=== Stated problem ===
Locate all lines in the data below that hold "Mina" and show them.
····················
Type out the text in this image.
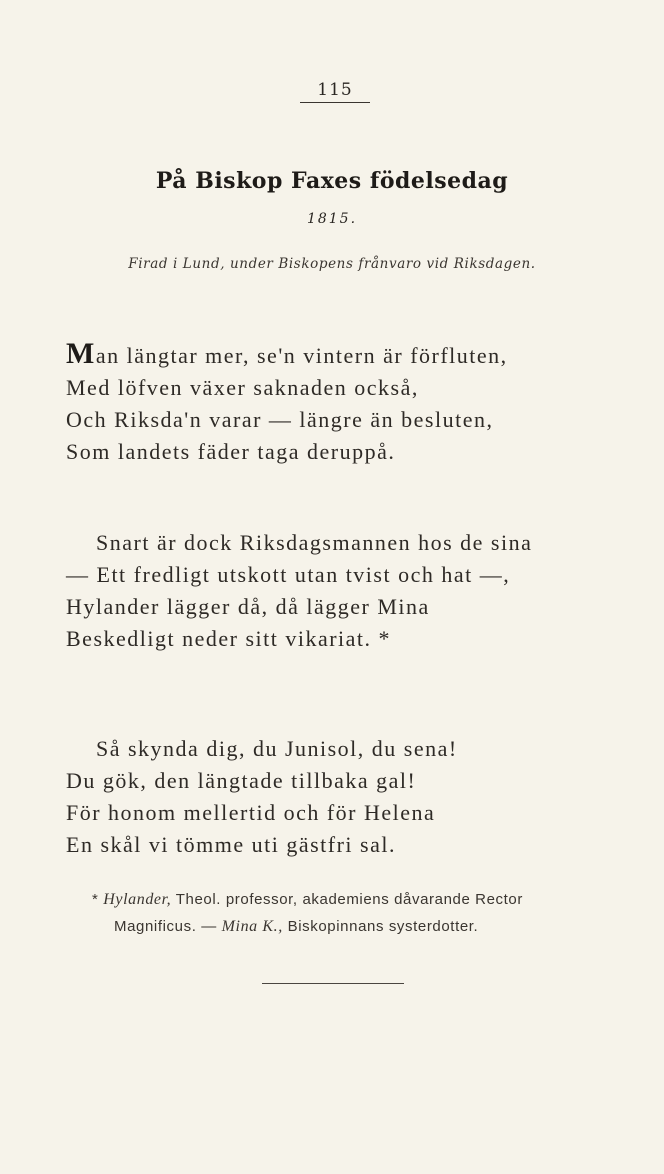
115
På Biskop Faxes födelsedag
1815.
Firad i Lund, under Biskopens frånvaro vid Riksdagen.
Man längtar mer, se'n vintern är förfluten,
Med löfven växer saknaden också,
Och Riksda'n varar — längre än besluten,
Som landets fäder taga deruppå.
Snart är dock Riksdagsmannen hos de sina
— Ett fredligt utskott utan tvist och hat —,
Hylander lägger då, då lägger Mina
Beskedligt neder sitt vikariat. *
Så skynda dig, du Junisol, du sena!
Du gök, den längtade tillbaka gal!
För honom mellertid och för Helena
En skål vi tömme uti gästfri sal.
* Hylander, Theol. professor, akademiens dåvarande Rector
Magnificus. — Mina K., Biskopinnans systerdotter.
····················
=== Response to this task ===
Hylander lägger då, då lägger Mina
Magnificus. — Mina K., Biskopinnans systerdotter.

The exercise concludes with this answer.